Quote every line of the material beneath this one.

[Part of a data file]
··········

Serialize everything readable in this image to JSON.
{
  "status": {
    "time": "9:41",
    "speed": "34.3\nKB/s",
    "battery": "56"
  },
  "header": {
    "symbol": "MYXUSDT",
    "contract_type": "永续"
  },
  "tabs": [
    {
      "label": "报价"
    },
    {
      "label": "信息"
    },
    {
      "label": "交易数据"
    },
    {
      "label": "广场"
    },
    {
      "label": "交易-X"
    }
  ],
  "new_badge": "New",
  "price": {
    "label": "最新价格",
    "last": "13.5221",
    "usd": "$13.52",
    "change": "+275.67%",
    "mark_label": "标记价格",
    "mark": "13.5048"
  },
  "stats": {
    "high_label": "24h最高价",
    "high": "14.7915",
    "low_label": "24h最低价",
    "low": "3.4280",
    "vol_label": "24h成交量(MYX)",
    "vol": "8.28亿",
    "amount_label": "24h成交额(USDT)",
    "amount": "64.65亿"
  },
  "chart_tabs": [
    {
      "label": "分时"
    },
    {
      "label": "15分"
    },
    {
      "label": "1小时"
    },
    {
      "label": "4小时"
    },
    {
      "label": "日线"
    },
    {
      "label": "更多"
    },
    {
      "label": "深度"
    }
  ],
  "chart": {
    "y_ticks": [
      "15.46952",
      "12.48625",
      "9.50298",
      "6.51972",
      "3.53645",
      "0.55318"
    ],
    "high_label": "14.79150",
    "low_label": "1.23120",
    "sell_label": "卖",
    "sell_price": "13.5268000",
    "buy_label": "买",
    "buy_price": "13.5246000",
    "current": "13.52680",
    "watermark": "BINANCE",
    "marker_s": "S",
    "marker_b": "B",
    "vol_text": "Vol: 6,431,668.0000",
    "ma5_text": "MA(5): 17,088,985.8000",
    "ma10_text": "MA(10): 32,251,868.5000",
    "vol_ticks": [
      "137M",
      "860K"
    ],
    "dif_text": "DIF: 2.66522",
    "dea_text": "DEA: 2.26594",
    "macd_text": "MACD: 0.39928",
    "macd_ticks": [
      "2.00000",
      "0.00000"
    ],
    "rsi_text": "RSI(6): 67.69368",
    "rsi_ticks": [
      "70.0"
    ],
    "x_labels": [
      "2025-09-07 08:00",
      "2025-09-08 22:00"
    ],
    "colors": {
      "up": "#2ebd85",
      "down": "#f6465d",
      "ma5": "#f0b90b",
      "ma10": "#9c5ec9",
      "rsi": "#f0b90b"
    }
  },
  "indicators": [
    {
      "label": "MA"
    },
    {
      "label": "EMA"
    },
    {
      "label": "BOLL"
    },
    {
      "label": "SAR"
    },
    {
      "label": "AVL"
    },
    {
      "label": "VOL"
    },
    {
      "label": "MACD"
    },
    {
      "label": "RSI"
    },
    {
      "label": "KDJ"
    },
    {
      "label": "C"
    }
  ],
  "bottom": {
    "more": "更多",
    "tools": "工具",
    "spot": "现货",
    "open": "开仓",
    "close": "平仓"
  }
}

··········

Completed task:
Serialize everything readable in this image to JSON.
{
  "status": {
    "time": "9:41",
    "speed": "34.3\nKB/s",
    "battery": "56"
  },
  "header": {
    "symbol": "MYXUSDT",
    "contract_type": "永续"
  },
  "tabs": [
    {
      "label": "报价"
    },
    {
      "label": "信息"
    },
    {
      "label": "交易数据"
    },
    {
      "label": "广场"
    },
    {
      "label": "交易-X"
    }
  ],
  "new_badge": "New",
  "price": {
    "label": "最新价格",
    "last": "13.5221",
    "usd": "$13.52",
    "change": "+275.67%",
    "mark_label": "标记价格",
    "mark": "13.5048"
  },
  "stats": {
    "high_label": "24h最高价",
    "high": "14.7915",
    "low_label": "24h最低价",
    "low": "3.4280",
    "vol_label": "24h成交量(MYX)",
    "vol": "8.28亿",
    "amount_label": "24h成交额(USDT)",
    "amount": "64.65亿"
  },
  "chart_tabs": [
    {
      "label": "分时"
    },
    {
      "label": "15分"
    },
    {
      "label": "1小时"
    },
    {
      "label": "4小时"
    },
    {
      "label": "日线"
    },
    {
      "label": "更多"
    },
    {
      "label": "深度"
    }
  ],
  "chart": {
    "y_ticks": [
      "15.46952",
      "12.48625",
      "9.50298",
      "6.51972",
      "3.53645",
      "0.55318"
    ],
    "high_label": "14.79150",
    "low_label": "1.23120",
    "sell_label": "卖",
    "sell_price": "13.5268000",
    "buy_label": "买",
    "buy_price": "13.5246000",
    "current": "13.52680",
    "watermark": "BINANCE",
    "marker_s": "S",
    "marker_b": "B",
    "vol_text": "Vol: 6,431,668.0000",
    "ma5_text": "MA(5): 17,088,985.8000",
    "ma10_text": "MA(10): 32,251,868.5000",
    "vol_ticks": [
      "137M",
      "860K"
    ],
    "dif_text": "DIF: 2.66522",
    "dea_text": "DEA: 2.26594",
    "macd_text": "MACD: 0.39928",
    "macd_ticks": [
      "2.00000",
      "0.00000"
    ],
    "rsi_text": "RSI(6): 67.69368",
    "rsi_ticks": [
      "70.0"
    ],
    "x_labels": [
      "2025-09-07 08:00",
      "2025-09-08 22:00"
    ],
    "colors": {
      "up": "#2ebd85",
      "down": "#f6465d",
      "ma5": "#f0b90b",
      "ma10": "#9c5ec9",
      "rsi": "#f0b90b"
    }
  },
  "indicators": [
    {
      "label": "MA"
    },
    {
      "label": "EMA"
    },
    {
      "label": "BOLL"
    },
    {
      "label": "SAR"
    },
    {
      "label": "AVL"
    },
    {
      "label": "VOL"
    },
    {
      "label": "MACD"
    },
    {
      "label": "RSI"
    },
    {
      "label": "KDJ"
    },
    {
      "label": "C"
    }
  ],
  "bottom": {
    "more": "更多",
    "tools": "工具",
    "spot": "现货",
    "open": "开仓",
    "close": "平仓"
  }
}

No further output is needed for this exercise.